GIVEN TASK ::
Return the listing below in full, with every line exactly as it is.

(Data records)
================

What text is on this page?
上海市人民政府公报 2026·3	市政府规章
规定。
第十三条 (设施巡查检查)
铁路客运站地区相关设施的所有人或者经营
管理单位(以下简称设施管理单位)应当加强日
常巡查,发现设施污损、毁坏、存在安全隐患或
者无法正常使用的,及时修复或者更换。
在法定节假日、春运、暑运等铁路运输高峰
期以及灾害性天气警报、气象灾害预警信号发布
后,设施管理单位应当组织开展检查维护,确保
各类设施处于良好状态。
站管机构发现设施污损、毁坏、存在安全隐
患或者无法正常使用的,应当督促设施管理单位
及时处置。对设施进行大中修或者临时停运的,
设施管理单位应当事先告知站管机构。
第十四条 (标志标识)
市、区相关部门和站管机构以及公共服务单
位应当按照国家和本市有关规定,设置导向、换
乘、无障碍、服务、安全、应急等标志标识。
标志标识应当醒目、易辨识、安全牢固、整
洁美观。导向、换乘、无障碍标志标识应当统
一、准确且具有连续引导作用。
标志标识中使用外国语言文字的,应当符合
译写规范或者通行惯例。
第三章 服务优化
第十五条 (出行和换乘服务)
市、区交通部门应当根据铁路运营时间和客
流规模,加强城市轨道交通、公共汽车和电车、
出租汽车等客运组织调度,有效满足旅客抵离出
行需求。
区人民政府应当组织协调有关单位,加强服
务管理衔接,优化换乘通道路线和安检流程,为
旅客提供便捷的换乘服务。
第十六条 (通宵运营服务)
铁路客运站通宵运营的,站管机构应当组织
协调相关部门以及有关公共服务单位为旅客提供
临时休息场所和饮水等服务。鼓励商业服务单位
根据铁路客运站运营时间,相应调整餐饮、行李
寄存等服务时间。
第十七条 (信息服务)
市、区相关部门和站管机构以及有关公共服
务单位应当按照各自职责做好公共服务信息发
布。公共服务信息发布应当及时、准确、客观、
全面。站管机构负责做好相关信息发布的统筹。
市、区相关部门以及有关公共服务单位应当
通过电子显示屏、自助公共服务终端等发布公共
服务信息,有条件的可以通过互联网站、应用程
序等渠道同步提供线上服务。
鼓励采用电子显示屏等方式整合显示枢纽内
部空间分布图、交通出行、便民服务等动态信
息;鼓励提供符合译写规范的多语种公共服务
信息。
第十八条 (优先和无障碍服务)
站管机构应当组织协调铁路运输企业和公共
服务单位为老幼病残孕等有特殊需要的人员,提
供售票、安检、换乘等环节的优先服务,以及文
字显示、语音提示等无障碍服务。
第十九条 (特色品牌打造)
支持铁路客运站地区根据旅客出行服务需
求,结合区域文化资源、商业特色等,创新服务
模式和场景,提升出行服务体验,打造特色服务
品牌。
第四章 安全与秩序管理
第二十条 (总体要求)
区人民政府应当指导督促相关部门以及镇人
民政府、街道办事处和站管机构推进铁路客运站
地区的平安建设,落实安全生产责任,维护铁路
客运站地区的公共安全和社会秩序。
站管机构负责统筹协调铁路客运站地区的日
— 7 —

================

ANSWER BELOW ::
What text is on this page?
上海市人民政府公报 2026·3	市政府规章
规定。
第十三条 (设施巡查检查)
铁路客运站地区相关设施的所有人或者经营
管理单位(以下简称设施管理单位)应当加强日
常巡查,发现设施污损、毁坏、存在安全隐患或
者无法正常使用的,及时修复或者更换。
在法定节假日、春运、暑运等铁路运输高峰
期以及灾害性天气警报、气象灾害预警信号发布
后,设施管理单位应当组织开展检查维护,确保
各类设施处于良好状态。
站管机构发现设施污损、毁坏、存在安全隐
患或者无法正常使用的,应当督促设施管理单位
及时处置。对设施进行大中修或者临时停运的,
设施管理单位应当事先告知站管机构。
第十四条 (标志标识)
市、区相关部门和站管机构以及公共服务单
位应当按照国家和本市有关规定,设置导向、换
乘、无障碍、服务、安全、应急等标志标识。
标志标识应当醒目、易辨识、安全牢固、整
洁美观。导向、换乘、无障碍标志标识应当统
一、准确且具有连续引导作用。
标志标识中使用外国语言文字的,应当符合
译写规范或者通行惯例。
第三章 服务优化
第十五条 (出行和换乘服务)
市、区交通部门应当根据铁路运营时间和客
流规模,加强城市轨道交通、公共汽车和电车、
出租汽车等客运组织调度,有效满足旅客抵离出
行需求。
区人民政府应当组织协调有关单位,加强服
务管理衔接,优化换乘通道路线和安检流程,为
旅客提供便捷的换乘服务。
第十六条 (通宵运营服务)
铁路客运站通宵运营的,站管机构应当组织
协调相关部门以及有关公共服务单位为旅客提供
临时休息场所和饮水等服务。鼓励商业服务单位
根据铁路客运站运营时间,相应调整餐饮、行李
寄存等服务时间。
第十七条 (信息服务)
市、区相关部门和站管机构以及有关公共服
务单位应当按照各自职责做好公共服务信息发
布。公共服务信息发布应当及时、准确、客观、
全面。站管机构负责做好相关信息发布的统筹。
市、区相关部门以及有关公共服务单位应当
通过电子显示屏、自助公共服务终端等发布公共
服务信息,有条件的可以通过互联网站、应用程
序等渠道同步提供线上服务。
鼓励采用电子显示屏等方式整合显示枢纽内
部空间分布图、交通出行、便民服务等动态信
息;鼓励提供符合译写规范的多语种公共服务
信息。
第十八条 (优先和无障碍服务)
站管机构应当组织协调铁路运输企业和公共
服务单位为老幼病残孕等有特殊需要的人员,提
供售票、安检、换乘等环节的优先服务,以及文
字显示、语音提示等无障碍服务。
第十九条 (特色品牌打造)
支持铁路客运站地区根据旅客出行服务需
求,结合区域文化资源、商业特色等,创新服务
模式和场景,提升出行服务体验,打造特色服务
品牌。
第四章 安全与秩序管理
第二十条 (总体要求)
区人民政府应当指导督促相关部门以及镇人
民政府、街道办事处和站管机构推进铁路客运站
地区的平安建设,落实安全生产责任,维护铁路
客运站地区的公共安全和社会秩序。
站管机构负责统筹协调铁路客运站地区的日
— 7 —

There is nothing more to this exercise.